>> begin
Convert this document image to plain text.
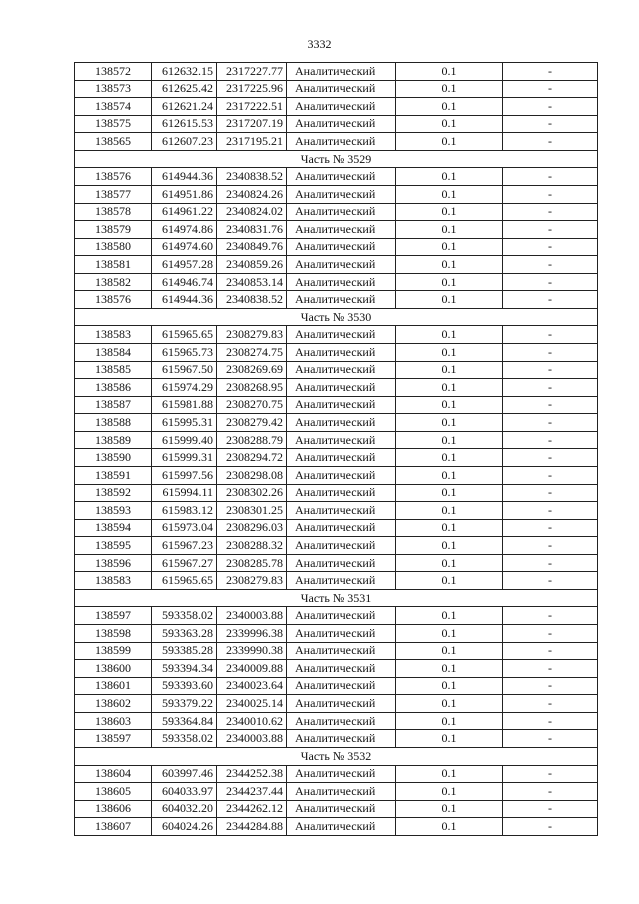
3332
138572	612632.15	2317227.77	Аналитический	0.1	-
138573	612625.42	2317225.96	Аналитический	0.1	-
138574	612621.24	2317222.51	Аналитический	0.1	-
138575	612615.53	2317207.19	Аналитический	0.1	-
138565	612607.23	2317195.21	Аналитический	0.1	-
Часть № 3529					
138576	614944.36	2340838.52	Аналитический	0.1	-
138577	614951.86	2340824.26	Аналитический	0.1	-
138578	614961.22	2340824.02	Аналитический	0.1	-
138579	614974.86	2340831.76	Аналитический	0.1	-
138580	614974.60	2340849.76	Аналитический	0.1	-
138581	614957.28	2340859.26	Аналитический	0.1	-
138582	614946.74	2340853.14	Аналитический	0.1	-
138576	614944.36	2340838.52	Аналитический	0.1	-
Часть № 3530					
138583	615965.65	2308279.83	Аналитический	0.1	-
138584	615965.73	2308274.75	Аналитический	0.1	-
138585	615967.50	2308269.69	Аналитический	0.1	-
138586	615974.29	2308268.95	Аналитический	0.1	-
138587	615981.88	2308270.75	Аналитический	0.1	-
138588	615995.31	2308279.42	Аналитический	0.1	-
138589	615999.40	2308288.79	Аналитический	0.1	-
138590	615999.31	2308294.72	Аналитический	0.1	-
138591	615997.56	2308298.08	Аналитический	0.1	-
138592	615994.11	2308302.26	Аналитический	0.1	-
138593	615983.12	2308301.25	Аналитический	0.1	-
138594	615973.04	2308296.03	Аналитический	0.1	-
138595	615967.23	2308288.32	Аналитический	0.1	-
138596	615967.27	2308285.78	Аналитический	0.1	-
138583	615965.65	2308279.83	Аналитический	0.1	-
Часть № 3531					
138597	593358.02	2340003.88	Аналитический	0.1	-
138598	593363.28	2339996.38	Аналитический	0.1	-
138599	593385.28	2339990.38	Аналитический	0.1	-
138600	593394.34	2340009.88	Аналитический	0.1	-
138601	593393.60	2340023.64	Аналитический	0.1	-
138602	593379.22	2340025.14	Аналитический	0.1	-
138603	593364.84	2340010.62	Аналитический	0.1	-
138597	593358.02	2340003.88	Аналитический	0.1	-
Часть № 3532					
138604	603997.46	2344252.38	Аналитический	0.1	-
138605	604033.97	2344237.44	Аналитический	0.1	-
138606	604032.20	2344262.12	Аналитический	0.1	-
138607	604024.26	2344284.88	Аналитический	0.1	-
>> end
>> begin
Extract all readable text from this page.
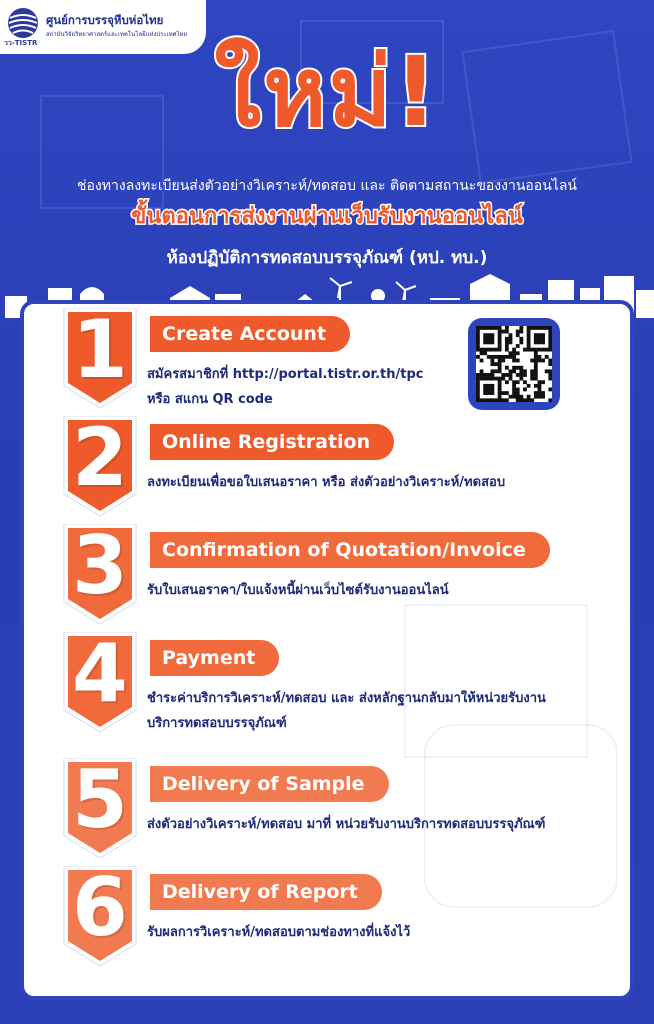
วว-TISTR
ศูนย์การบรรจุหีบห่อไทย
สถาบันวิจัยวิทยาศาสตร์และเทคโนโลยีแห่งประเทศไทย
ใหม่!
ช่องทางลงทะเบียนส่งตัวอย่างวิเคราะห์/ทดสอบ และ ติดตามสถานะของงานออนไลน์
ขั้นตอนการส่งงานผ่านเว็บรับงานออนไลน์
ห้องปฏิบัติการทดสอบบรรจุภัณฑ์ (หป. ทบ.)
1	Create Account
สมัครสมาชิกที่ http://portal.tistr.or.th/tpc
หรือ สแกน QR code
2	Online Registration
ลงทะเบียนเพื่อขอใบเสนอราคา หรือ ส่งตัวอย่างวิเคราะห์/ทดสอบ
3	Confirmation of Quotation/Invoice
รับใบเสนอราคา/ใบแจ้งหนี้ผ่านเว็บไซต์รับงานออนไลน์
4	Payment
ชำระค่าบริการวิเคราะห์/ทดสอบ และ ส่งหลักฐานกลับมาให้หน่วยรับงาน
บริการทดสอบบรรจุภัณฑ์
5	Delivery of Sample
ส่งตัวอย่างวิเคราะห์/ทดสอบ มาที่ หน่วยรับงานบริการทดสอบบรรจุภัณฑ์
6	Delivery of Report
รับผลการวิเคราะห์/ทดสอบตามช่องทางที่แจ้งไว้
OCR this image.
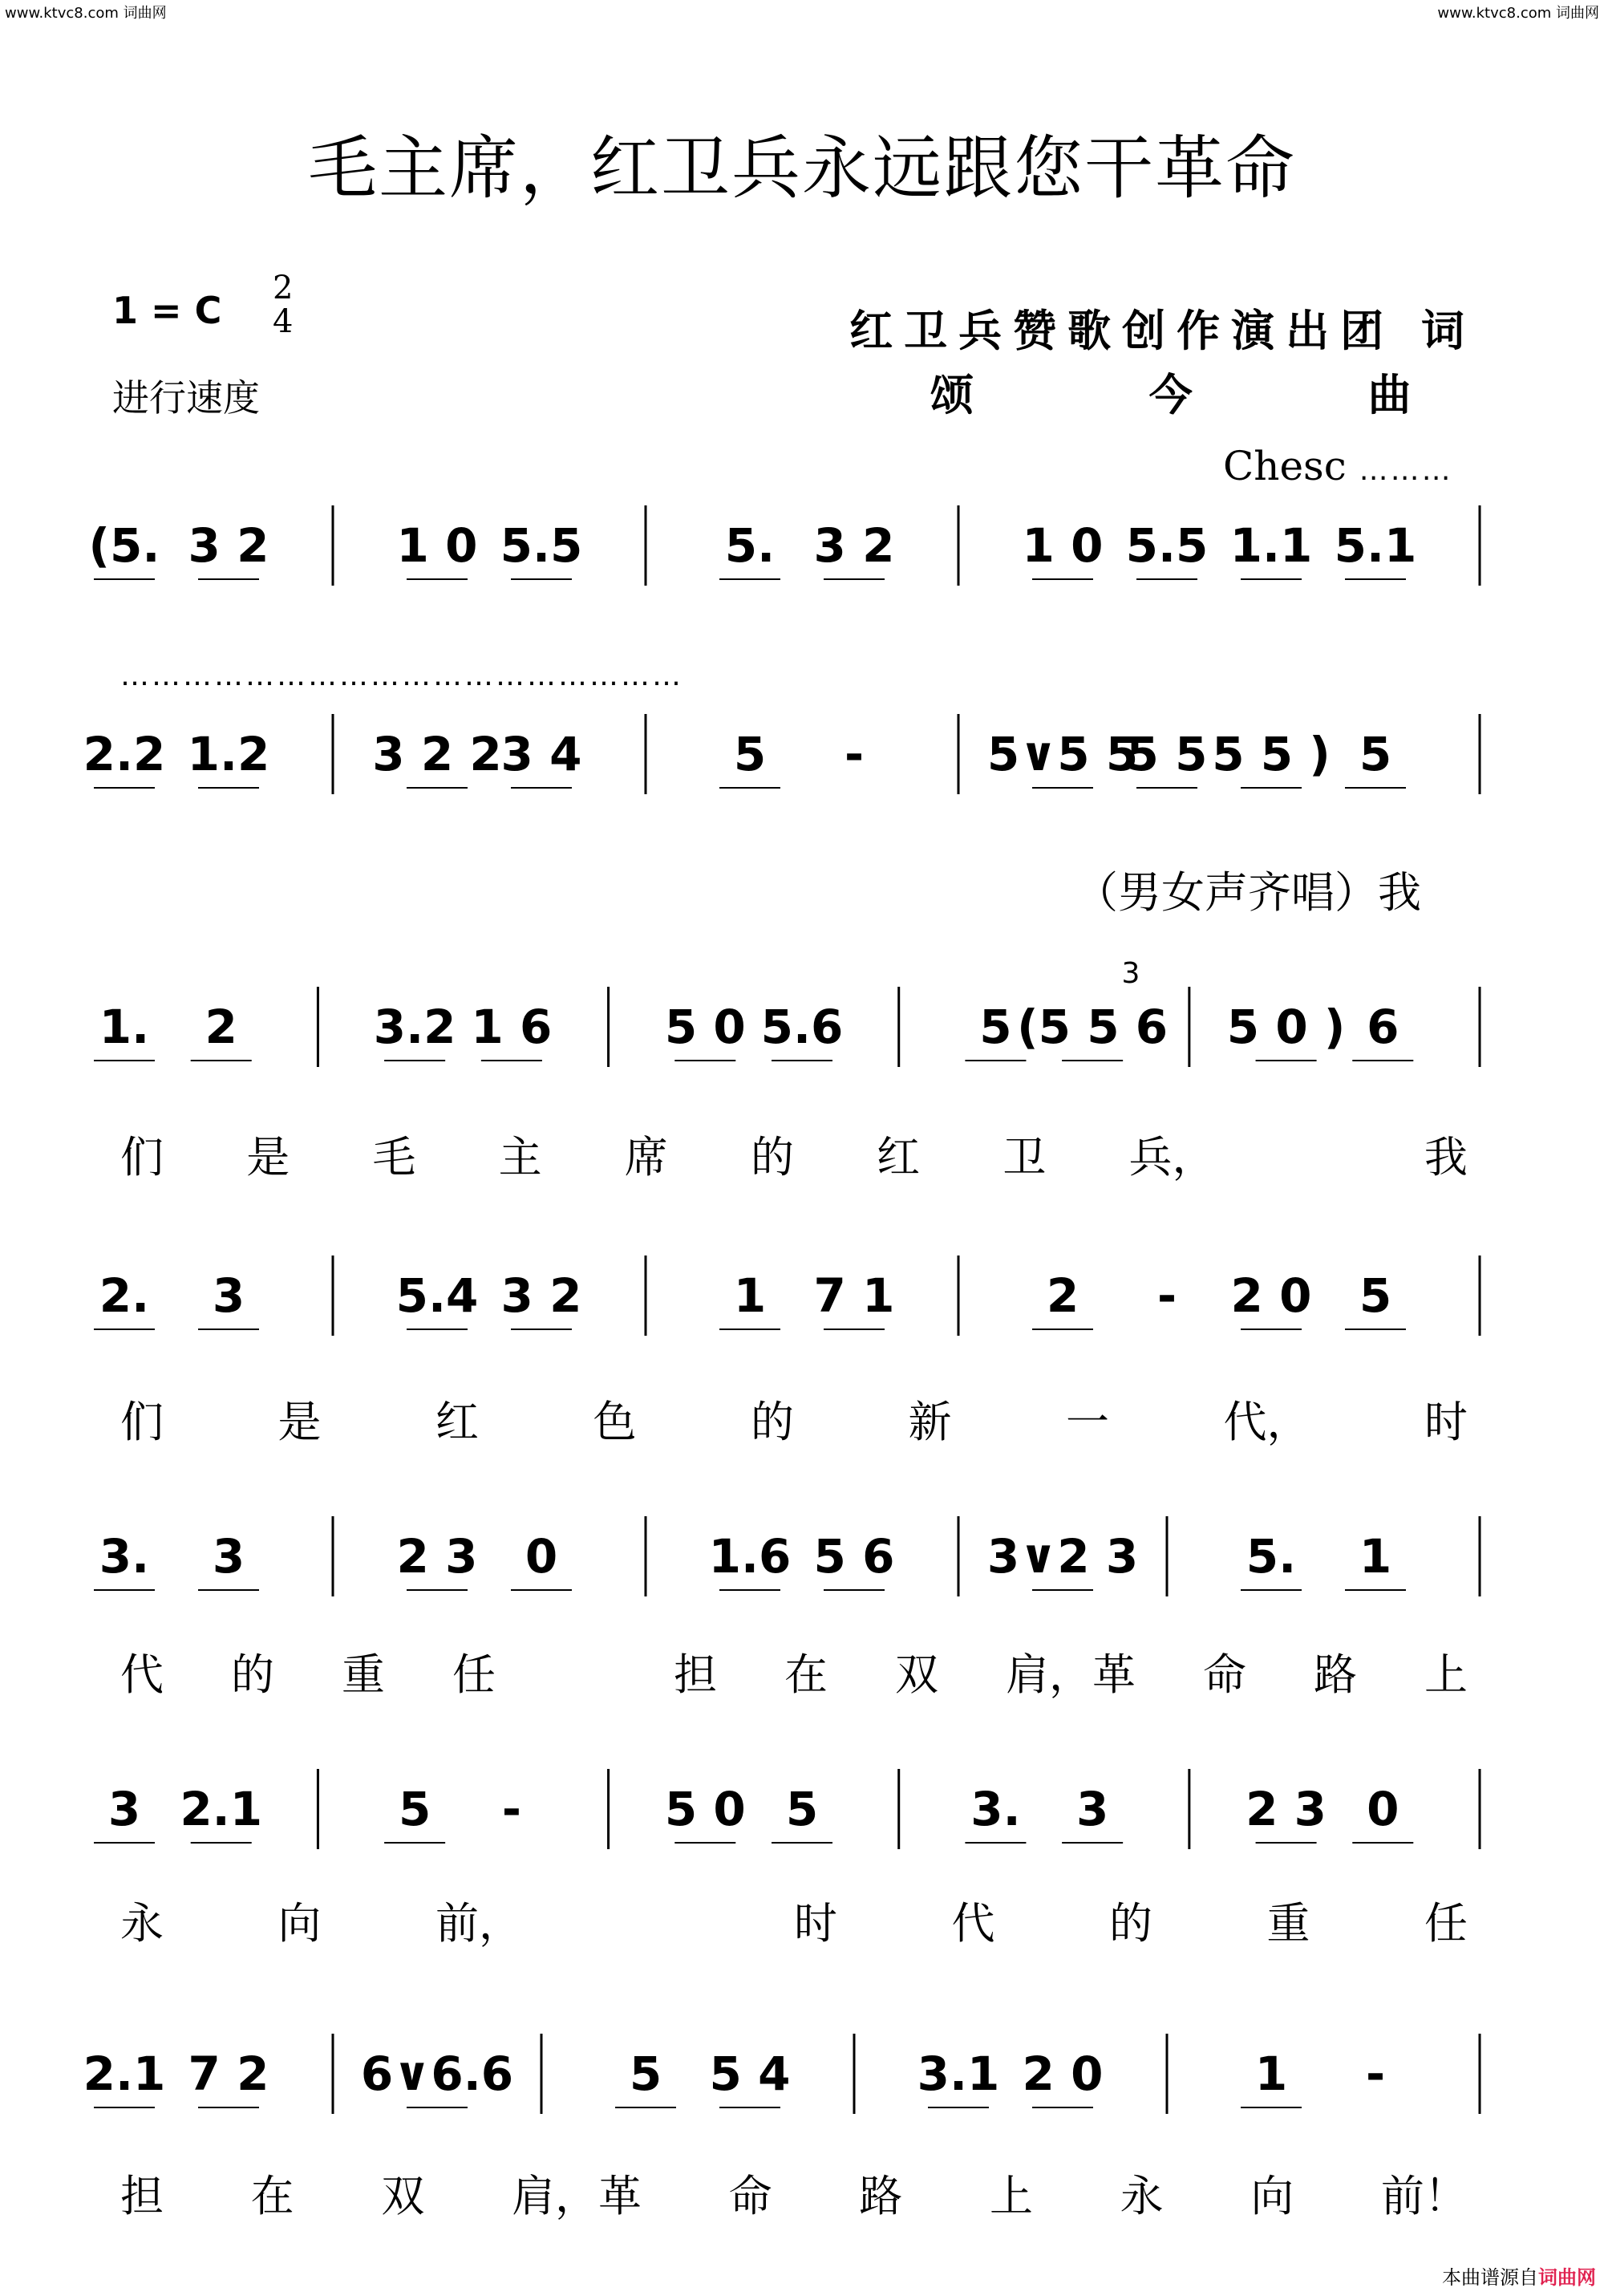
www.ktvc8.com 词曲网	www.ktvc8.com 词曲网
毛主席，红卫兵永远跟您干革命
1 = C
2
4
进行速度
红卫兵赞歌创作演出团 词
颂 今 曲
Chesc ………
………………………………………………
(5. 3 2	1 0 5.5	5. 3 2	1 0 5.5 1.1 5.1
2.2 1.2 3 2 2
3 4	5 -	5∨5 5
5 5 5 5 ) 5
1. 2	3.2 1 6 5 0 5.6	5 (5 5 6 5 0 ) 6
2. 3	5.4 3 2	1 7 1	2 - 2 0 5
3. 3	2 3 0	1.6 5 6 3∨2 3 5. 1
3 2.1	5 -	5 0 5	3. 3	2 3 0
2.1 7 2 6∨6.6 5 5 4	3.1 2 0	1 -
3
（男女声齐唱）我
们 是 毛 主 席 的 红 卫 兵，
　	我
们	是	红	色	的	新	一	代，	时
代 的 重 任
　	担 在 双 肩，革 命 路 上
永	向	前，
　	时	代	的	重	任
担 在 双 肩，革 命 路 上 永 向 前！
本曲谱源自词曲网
>> end
>> begin
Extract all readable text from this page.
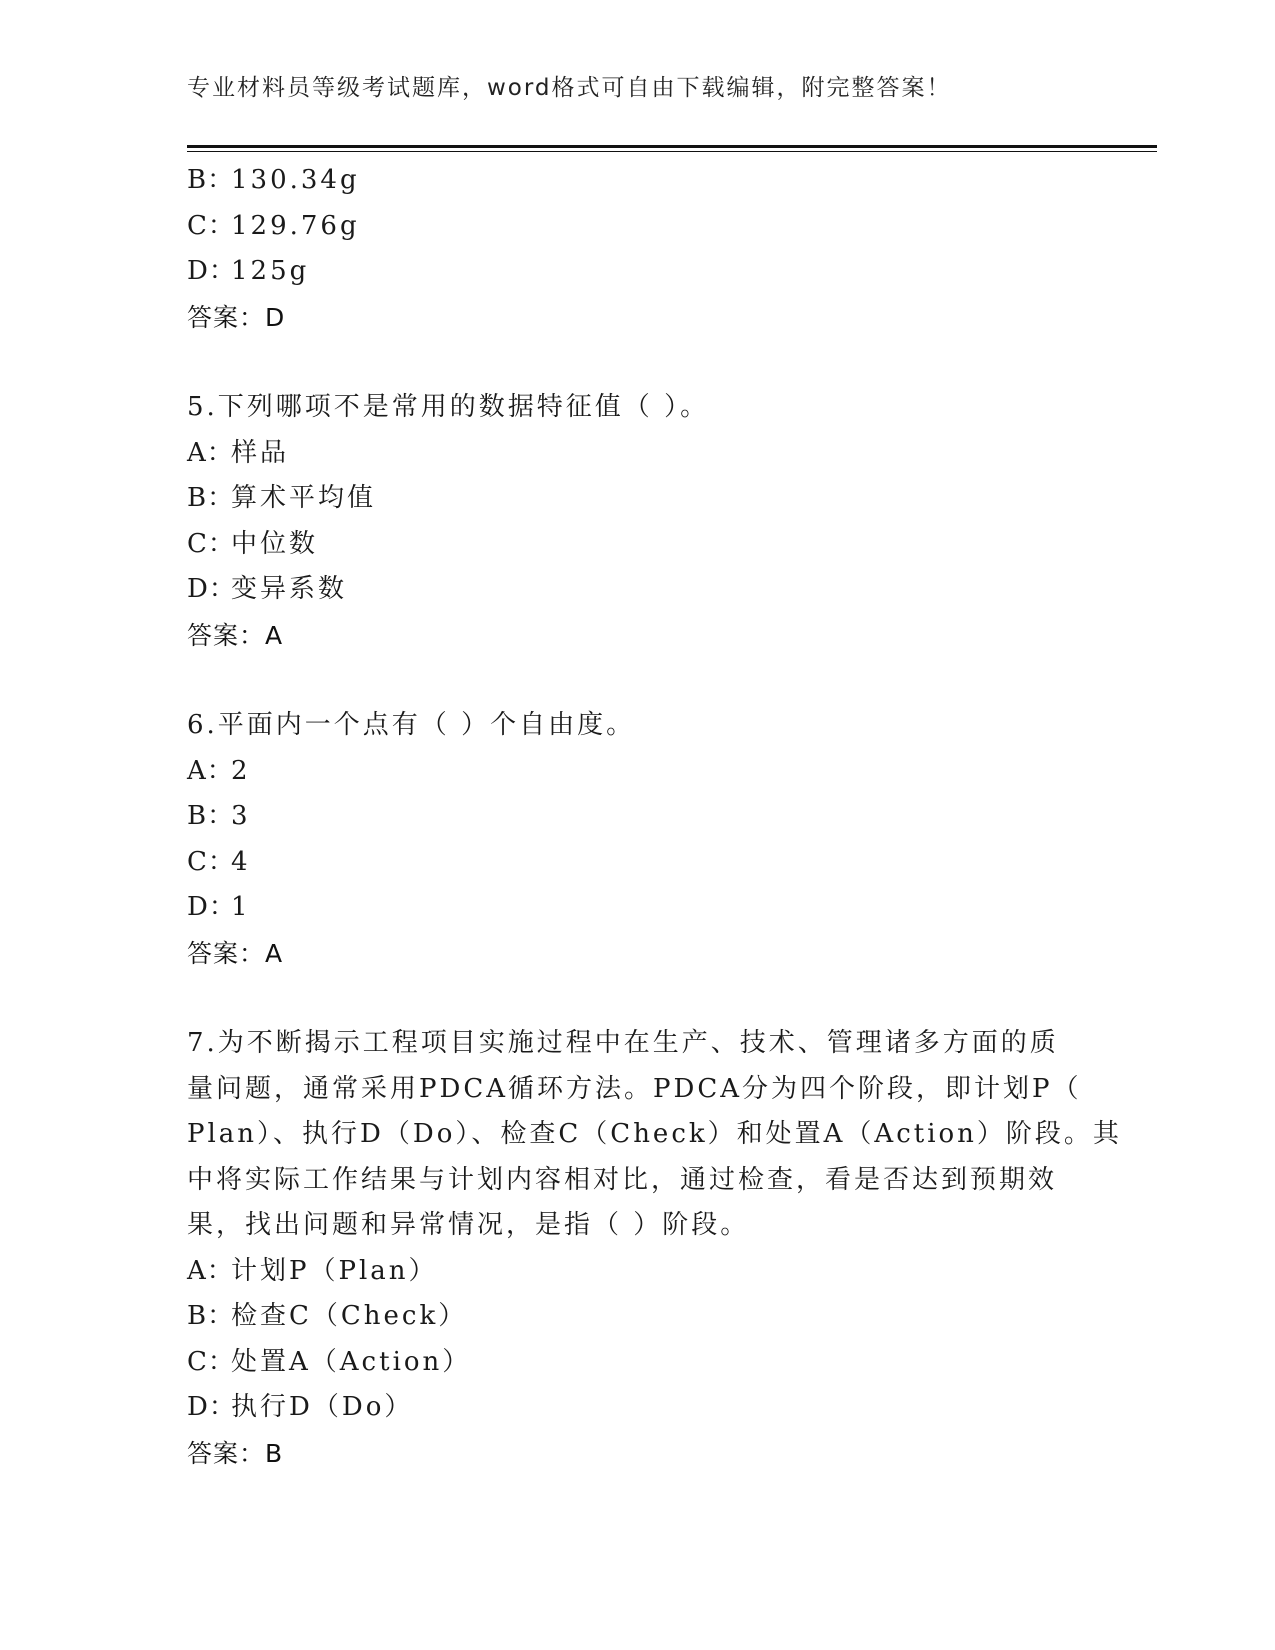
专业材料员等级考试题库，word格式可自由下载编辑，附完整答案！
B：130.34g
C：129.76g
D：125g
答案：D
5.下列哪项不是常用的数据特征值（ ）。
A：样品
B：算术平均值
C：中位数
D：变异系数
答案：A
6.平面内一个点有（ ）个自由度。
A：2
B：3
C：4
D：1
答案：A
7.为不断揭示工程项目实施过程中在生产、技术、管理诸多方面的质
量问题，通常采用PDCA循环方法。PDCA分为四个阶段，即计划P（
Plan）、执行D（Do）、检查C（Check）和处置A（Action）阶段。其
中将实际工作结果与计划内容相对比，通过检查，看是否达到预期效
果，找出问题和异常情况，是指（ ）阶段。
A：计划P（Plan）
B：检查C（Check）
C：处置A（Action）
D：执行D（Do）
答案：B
>> end
-- Objective --
How many of the lines in the listing above hold the word "this"? Report only that figure.

-- Right answer --
4